## What you are asked to do
Lines containing the word "team" are to be located and copied.

## Exercise data
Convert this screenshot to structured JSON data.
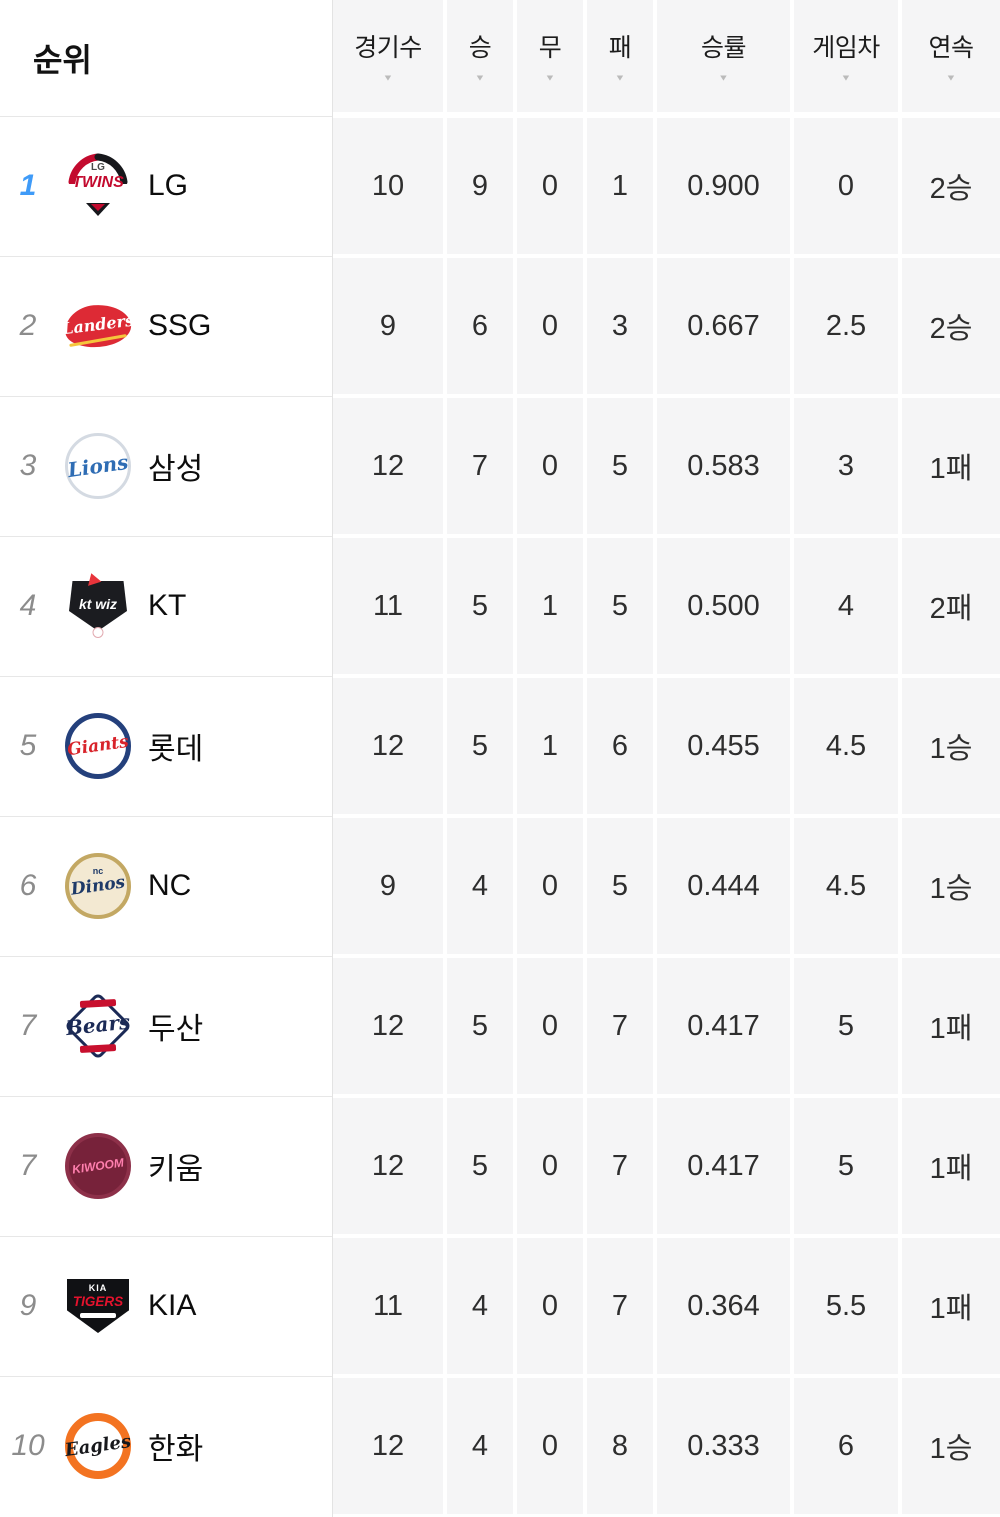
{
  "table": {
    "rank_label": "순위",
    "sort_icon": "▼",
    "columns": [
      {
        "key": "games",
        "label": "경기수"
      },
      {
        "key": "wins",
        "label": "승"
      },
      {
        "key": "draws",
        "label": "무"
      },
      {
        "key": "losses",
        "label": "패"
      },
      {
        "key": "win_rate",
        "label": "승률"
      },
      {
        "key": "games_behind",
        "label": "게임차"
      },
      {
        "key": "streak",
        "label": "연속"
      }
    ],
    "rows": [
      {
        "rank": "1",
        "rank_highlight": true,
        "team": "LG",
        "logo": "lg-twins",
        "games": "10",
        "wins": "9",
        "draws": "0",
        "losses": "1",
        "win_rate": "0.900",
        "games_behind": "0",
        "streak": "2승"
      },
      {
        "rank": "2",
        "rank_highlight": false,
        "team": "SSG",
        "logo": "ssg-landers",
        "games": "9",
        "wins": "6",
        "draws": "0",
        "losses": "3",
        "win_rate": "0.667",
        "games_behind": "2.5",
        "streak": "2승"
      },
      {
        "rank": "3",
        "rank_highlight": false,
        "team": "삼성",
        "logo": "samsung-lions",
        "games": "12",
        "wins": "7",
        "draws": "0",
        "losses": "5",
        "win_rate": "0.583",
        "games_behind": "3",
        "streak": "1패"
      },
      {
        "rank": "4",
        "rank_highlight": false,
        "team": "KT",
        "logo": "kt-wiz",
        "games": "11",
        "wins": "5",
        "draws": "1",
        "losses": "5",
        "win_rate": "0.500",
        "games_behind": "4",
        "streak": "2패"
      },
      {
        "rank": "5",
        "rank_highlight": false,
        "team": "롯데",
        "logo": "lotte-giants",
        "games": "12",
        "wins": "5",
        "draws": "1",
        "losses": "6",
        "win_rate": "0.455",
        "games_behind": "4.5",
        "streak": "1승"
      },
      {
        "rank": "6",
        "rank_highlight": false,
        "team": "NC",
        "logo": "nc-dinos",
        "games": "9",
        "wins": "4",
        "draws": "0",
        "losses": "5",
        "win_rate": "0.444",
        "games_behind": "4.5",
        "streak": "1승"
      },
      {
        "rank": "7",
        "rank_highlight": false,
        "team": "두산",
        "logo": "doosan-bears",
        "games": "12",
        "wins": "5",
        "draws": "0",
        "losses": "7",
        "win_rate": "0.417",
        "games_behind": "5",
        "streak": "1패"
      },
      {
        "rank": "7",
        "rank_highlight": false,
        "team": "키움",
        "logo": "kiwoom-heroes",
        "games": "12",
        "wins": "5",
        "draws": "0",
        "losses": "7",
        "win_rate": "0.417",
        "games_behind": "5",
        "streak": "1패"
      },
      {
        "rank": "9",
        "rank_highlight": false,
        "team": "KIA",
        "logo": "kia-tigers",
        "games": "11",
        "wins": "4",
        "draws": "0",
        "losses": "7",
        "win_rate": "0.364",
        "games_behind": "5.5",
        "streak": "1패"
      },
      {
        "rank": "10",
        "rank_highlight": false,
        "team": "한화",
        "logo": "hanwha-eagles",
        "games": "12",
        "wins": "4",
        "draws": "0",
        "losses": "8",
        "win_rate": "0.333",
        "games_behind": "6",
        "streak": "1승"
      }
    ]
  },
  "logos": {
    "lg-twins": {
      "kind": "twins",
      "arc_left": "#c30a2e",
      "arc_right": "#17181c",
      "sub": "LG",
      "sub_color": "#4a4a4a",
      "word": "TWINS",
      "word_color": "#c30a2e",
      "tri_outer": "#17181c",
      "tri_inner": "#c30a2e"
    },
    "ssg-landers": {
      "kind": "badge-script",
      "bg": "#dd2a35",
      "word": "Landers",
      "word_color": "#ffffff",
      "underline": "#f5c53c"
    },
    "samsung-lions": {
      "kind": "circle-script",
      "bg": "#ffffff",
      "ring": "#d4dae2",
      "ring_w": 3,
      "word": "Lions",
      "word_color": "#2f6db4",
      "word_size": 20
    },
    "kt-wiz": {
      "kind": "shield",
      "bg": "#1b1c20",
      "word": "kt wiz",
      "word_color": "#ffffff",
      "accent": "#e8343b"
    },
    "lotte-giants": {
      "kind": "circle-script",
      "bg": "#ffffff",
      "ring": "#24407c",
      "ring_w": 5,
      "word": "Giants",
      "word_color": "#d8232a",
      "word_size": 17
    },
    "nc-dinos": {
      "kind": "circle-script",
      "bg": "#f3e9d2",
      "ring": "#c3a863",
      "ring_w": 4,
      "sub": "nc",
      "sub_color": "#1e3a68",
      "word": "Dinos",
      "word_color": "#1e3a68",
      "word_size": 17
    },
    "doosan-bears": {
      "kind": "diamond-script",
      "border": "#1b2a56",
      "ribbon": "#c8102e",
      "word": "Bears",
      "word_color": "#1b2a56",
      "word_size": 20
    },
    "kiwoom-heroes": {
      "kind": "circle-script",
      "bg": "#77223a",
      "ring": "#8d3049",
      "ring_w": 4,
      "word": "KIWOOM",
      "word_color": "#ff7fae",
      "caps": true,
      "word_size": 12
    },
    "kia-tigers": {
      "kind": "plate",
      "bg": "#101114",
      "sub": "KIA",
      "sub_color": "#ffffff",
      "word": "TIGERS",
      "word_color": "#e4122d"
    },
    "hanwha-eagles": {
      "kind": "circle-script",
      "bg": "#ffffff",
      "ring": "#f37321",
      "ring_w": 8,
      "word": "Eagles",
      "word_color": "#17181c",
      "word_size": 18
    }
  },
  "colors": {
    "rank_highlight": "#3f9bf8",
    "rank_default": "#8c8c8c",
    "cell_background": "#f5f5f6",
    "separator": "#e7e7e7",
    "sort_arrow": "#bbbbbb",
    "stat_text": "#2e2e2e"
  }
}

## Solution for this exercise
        "team": "LG",
        "team": "SSG",
        "team": "삼성",
        "team": "KT",
        "team": "롯데",
        "team": "NC",
        "team": "두산",
        "team": "키움",
        "team": "KIA",
        "team": "한화",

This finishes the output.